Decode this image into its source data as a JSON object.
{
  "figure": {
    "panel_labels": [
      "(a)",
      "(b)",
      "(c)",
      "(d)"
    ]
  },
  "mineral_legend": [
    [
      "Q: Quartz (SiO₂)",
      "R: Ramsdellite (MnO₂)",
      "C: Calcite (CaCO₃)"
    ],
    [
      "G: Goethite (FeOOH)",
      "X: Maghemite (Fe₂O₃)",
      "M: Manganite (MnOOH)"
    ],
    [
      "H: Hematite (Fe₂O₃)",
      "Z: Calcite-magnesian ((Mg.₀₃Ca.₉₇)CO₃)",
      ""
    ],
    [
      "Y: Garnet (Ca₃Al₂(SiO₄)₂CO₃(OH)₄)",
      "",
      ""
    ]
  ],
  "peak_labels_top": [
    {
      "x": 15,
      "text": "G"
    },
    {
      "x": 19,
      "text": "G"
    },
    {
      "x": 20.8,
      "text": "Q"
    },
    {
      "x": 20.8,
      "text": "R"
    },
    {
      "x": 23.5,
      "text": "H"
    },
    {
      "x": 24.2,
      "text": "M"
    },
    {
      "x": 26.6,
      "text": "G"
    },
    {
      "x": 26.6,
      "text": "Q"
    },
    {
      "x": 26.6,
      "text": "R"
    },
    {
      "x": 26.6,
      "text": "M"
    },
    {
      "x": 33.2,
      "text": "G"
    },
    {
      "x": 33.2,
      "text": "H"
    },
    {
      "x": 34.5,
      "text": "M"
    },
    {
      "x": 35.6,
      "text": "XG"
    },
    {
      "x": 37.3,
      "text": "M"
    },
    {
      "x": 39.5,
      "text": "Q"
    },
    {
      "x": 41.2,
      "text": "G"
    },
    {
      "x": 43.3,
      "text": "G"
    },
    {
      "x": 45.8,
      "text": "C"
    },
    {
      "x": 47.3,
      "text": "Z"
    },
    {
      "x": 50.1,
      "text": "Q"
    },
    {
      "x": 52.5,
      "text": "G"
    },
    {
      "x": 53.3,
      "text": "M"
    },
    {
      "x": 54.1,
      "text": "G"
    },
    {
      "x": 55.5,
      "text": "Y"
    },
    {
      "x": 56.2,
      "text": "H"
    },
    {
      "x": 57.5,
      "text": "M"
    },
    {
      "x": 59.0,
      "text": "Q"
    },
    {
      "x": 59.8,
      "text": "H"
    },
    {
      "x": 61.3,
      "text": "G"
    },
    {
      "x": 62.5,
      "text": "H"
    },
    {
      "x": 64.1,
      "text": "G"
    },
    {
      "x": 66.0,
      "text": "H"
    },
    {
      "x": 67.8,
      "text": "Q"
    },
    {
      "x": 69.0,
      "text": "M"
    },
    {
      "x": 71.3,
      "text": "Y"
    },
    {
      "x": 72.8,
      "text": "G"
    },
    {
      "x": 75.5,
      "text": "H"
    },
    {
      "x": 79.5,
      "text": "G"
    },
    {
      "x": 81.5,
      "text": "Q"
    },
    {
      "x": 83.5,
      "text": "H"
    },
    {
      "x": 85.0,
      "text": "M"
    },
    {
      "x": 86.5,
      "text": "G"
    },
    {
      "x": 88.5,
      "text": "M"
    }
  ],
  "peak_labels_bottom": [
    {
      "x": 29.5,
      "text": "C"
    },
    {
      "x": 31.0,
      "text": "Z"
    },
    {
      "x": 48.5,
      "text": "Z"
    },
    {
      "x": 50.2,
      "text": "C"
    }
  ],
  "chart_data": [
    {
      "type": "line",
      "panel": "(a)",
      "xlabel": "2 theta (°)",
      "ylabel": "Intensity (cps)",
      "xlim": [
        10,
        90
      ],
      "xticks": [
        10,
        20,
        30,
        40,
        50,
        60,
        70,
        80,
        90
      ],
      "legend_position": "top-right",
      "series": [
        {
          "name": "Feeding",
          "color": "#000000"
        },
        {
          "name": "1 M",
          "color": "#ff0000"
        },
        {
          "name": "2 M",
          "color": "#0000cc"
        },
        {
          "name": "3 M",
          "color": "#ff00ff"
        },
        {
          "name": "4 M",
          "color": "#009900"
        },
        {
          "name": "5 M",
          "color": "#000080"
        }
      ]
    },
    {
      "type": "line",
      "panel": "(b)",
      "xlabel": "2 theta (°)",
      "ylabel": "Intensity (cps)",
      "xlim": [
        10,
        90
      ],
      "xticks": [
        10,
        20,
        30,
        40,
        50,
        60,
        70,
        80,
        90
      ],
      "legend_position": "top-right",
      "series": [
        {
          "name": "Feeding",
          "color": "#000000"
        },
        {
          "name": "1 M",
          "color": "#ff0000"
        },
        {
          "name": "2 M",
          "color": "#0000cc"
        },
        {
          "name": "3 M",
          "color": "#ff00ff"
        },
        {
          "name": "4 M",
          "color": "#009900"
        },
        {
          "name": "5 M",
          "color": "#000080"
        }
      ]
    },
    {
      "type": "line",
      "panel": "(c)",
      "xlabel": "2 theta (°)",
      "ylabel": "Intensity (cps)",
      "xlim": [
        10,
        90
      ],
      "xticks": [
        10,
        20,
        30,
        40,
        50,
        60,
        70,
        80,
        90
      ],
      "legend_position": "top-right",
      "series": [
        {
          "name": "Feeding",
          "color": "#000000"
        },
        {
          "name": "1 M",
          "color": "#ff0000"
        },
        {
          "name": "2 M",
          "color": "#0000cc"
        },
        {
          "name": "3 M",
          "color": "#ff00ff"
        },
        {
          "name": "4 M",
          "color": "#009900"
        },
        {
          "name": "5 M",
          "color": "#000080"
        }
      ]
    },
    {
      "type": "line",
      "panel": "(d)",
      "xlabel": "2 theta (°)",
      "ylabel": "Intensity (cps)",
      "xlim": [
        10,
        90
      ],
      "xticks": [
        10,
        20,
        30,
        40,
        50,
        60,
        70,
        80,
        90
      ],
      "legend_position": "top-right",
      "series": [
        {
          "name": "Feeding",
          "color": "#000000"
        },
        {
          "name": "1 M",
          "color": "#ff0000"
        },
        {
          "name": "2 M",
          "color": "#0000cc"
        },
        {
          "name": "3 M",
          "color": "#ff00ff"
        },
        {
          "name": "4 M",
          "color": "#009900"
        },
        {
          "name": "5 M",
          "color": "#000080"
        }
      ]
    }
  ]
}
§ §
### EXERCISE
Using the entries above, please restate each one word for word.

### TASK SOLUTION
Decode this image into its source data as a JSON object.
{
  "figure": {
    "panel_labels": [
      "(a)",
      "(b)",
      "(c)",
      "(d)"
    ]
  },
  "mineral_legend": [
    [
      "Q: Quartz (SiO₂)",
      "R: Ramsdellite (MnO₂)",
      "C: Calcite (CaCO₃)"
    ],
    [
      "G: Goethite (FeOOH)",
      "X: Maghemite (Fe₂O₃)",
      "M: Manganite (MnOOH)"
    ],
    [
      "H: Hematite (Fe₂O₃)",
      "Z: Calcite-magnesian ((Mg.₀₃Ca.₉₇)CO₃)",
      ""
    ],
    [
      "Y: Garnet (Ca₃Al₂(SiO₄)₂CO₃(OH)₄)",
      "",
      ""
    ]
  ],
  "peak_labels_top": [
    {
      "x": 15,
      "text": "G"
    },
    {
      "x": 19,
      "text": "G"
    },
    {
      "x": 20.8,
      "text": "Q"
    },
    {
      "x": 20.8,
      "text": "R"
    },
    {
      "x": 23.5,
      "text": "H"
    },
    {
      "x": 24.2,
      "text": "M"
    },
    {
      "x": 26.6,
      "text": "G"
    },
    {
      "x": 26.6,
      "text": "Q"
    },
    {
      "x": 26.6,
      "text": "R"
    },
    {
      "x": 26.6,
      "text": "M"
    },
    {
      "x": 33.2,
      "text": "G"
    },
    {
      "x": 33.2,
      "text": "H"
    },
    {
      "x": 34.5,
      "text": "M"
    },
    {
      "x": 35.6,
      "text": "XG"
    },
    {
      "x": 37.3,
      "text": "M"
    },
    {
      "x": 39.5,
      "text": "Q"
    },
    {
      "x": 41.2,
      "text": "G"
    },
    {
      "x": 43.3,
      "text": "G"
    },
    {
      "x": 45.8,
      "text": "C"
    },
    {
      "x": 47.3,
      "text": "Z"
    },
    {
      "x": 50.1,
      "text": "Q"
    },
    {
      "x": 52.5,
      "text": "G"
    },
    {
      "x": 53.3,
      "text": "M"
    },
    {
      "x": 54.1,
      "text": "G"
    },
    {
      "x": 55.5,
      "text": "Y"
    },
    {
      "x": 56.2,
      "text": "H"
    },
    {
      "x": 57.5,
      "text": "M"
    },
    {
      "x": 59.0,
      "text": "Q"
    },
    {
      "x": 59.8,
      "text": "H"
    },
    {
      "x": 61.3,
      "text": "G"
    },
    {
      "x": 62.5,
      "text": "H"
    },
    {
      "x": 64.1,
      "text": "G"
    },
    {
      "x": 66.0,
      "text": "H"
    },
    {
      "x": 67.8,
      "text": "Q"
    },
    {
      "x": 69.0,
      "text": "M"
    },
    {
      "x": 71.3,
      "text": "Y"
    },
    {
      "x": 72.8,
      "text": "G"
    },
    {
      "x": 75.5,
      "text": "H"
    },
    {
      "x": 79.5,
      "text": "G"
    },
    {
      "x": 81.5,
      "text": "Q"
    },
    {
      "x": 83.5,
      "text": "H"
    },
    {
      "x": 85.0,
      "text": "M"
    },
    {
      "x": 86.5,
      "text": "G"
    },
    {
      "x": 88.5,
      "text": "M"
    }
  ],
  "peak_labels_bottom": [
    {
      "x": 29.5,
      "text": "C"
    },
    {
      "x": 31.0,
      "text": "Z"
    },
    {
      "x": 48.5,
      "text": "Z"
    },
    {
      "x": 50.2,
      "text": "C"
    }
  ],
  "chart_data": [
    {
      "type": "line",
      "panel": "(a)",
      "xlabel": "2 theta (°)",
      "ylabel": "Intensity (cps)",
      "xlim": [
        10,
        90
      ],
      "xticks": [
        10,
        20,
        30,
        40,
        50,
        60,
        70,
        80,
        90
      ],
      "legend_position": "top-right",
      "series": [
        {
          "name": "Feeding",
          "color": "#000000"
        },
        {
          "name": "1 M",
          "color": "#ff0000"
        },
        {
          "name": "2 M",
          "color": "#0000cc"
        },
        {
          "name": "3 M",
          "color": "#ff00ff"
        },
        {
          "name": "4 M",
          "color": "#009900"
        },
        {
          "name": "5 M",
          "color": "#000080"
        }
      ]
    },
    {
      "type": "line",
      "panel": "(b)",
      "xlabel": "2 theta (°)",
      "ylabel": "Intensity (cps)",
      "xlim": [
        10,
        90
      ],
      "xticks": [
        10,
        20,
        30,
        40,
        50,
        60,
        70,
        80,
        90
      ],
      "legend_position": "top-right",
      "series": [
        {
          "name": "Feeding",
          "color": "#000000"
        },
        {
          "name": "1 M",
          "color": "#ff0000"
        },
        {
          "name": "2 M",
          "color": "#0000cc"
        },
        {
          "name": "3 M",
          "color": "#ff00ff"
        },
        {
          "name": "4 M",
          "color": "#009900"
        },
        {
          "name": "5 M",
          "color": "#000080"
        }
      ]
    },
    {
      "type": "line",
      "panel": "(c)",
      "xlabel": "2 theta (°)",
      "ylabel": "Intensity (cps)",
      "xlim": [
        10,
        90
      ],
      "xticks": [
        10,
        20,
        30,
        40,
        50,
        60,
        70,
        80,
        90
      ],
      "legend_position": "top-right",
      "series": [
        {
          "name": "Feeding",
          "color": "#000000"
        },
        {
          "name": "1 M",
          "color": "#ff0000"
        },
        {
          "name": "2 M",
          "color": "#0000cc"
        },
        {
          "name": "3 M",
          "color": "#ff00ff"
        },
        {
          "name": "4 M",
          "color": "#009900"
        },
        {
          "name": "5 M",
          "color": "#000080"
        }
      ]
    },
    {
      "type": "line",
      "panel": "(d)",
      "xlabel": "2 theta (°)",
      "ylabel": "Intensity (cps)",
      "xlim": [
        10,
        90
      ],
      "xticks": [
        10,
        20,
        30,
        40,
        50,
        60,
        70,
        80,
        90
      ],
      "legend_position": "top-right",
      "series": [
        {
          "name": "Feeding",
          "color": "#000000"
        },
        {
          "name": "1 M",
          "color": "#ff0000"
        },
        {
          "name": "2 M",
          "color": "#0000cc"
        },
        {
          "name": "3 M",
          "color": "#ff00ff"
        },
        {
          "name": "4 M",
          "color": "#009900"
        },
        {
          "name": "5 M",
          "color": "#000080"
        }
      ]
    }
  ]
}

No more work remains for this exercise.